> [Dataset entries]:

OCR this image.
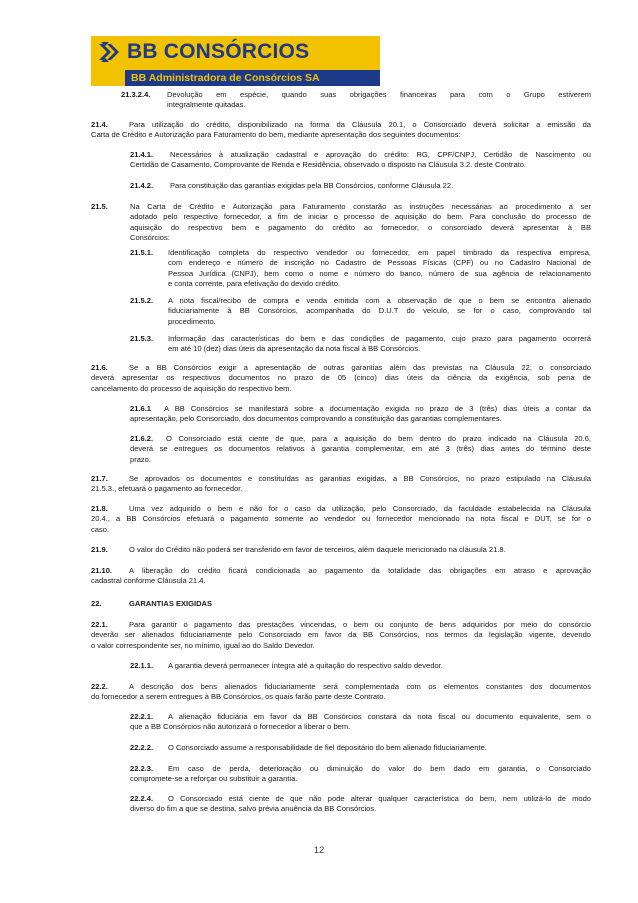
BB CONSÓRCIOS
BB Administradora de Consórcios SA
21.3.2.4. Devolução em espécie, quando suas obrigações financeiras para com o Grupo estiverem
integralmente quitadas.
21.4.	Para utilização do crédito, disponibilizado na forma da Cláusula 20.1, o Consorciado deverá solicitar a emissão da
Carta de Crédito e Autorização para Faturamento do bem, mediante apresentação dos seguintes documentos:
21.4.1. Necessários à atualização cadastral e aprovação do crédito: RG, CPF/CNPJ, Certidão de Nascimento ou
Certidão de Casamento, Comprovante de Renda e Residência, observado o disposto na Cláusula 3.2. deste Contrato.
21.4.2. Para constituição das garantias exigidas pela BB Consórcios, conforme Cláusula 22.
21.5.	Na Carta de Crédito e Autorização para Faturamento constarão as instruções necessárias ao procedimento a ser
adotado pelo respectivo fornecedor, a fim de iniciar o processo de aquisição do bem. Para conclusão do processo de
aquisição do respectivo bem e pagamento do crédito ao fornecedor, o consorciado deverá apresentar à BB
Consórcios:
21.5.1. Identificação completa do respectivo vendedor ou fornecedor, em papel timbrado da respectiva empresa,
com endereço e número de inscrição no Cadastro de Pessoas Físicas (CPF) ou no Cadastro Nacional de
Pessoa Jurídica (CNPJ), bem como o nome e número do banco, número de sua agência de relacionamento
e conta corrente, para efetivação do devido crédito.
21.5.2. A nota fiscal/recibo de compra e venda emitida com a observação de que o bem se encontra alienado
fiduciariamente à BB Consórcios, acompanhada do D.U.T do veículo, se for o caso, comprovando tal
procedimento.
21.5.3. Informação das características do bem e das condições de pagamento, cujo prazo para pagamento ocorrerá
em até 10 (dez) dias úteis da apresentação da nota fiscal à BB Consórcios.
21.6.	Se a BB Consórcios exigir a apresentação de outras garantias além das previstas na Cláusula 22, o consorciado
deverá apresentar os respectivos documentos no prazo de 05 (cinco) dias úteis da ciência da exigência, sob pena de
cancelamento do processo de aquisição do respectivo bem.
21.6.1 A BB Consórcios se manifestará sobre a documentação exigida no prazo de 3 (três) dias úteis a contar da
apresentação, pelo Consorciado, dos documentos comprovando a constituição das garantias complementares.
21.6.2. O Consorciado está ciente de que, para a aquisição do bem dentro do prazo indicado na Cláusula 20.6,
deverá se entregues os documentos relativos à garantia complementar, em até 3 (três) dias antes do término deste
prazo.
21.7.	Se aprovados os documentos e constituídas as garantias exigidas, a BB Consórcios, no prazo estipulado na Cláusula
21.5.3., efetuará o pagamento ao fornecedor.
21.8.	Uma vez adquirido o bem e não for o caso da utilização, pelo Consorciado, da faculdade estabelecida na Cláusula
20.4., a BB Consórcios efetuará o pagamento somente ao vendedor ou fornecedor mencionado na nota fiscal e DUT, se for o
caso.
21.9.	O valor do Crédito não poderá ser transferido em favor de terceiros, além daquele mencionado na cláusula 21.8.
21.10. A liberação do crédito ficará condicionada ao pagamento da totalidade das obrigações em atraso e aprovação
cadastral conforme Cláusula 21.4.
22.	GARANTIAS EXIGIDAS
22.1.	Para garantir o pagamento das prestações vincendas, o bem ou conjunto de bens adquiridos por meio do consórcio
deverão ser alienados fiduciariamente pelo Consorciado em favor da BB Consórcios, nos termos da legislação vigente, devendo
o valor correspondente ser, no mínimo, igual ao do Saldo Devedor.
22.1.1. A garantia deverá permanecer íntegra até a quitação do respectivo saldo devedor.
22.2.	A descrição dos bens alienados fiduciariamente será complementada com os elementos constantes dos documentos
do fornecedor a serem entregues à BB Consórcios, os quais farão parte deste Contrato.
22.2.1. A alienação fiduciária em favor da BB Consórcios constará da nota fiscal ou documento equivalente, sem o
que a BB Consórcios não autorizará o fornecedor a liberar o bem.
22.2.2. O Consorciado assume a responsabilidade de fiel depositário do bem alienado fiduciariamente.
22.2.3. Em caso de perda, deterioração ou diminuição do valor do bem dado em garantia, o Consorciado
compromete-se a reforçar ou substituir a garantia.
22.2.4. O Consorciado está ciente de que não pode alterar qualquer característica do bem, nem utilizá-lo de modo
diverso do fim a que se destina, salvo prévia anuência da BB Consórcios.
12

...

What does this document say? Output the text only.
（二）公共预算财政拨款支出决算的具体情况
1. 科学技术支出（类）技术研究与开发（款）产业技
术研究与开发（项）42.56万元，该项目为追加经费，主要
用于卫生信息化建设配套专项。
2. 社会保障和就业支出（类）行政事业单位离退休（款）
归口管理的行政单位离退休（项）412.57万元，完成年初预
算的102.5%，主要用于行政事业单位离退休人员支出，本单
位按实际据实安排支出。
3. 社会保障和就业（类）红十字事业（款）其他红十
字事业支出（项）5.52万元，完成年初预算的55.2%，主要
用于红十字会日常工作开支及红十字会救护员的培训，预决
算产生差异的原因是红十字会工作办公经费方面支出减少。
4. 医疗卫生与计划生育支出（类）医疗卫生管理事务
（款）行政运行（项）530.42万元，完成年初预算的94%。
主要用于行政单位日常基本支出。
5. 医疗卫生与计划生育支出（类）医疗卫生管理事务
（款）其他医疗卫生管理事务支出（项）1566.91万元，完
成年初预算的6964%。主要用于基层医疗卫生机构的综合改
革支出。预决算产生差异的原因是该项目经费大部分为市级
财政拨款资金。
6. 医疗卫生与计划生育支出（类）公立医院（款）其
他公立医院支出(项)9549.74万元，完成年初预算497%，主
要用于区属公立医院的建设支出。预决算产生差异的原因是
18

> [WORK TO COMPLETE]:
Read the data above. Pull out each line in which the string "医疗卫生与计划生育支出" appears.

> [WRITTEN RESPONSE]:
4. 医疗卫生与计划生育支出（类）医疗卫生管理事务
5. 医疗卫生与计划生育支出（类）医疗卫生管理事务
6. 医疗卫生与计划生育支出（类）公立医院（款）其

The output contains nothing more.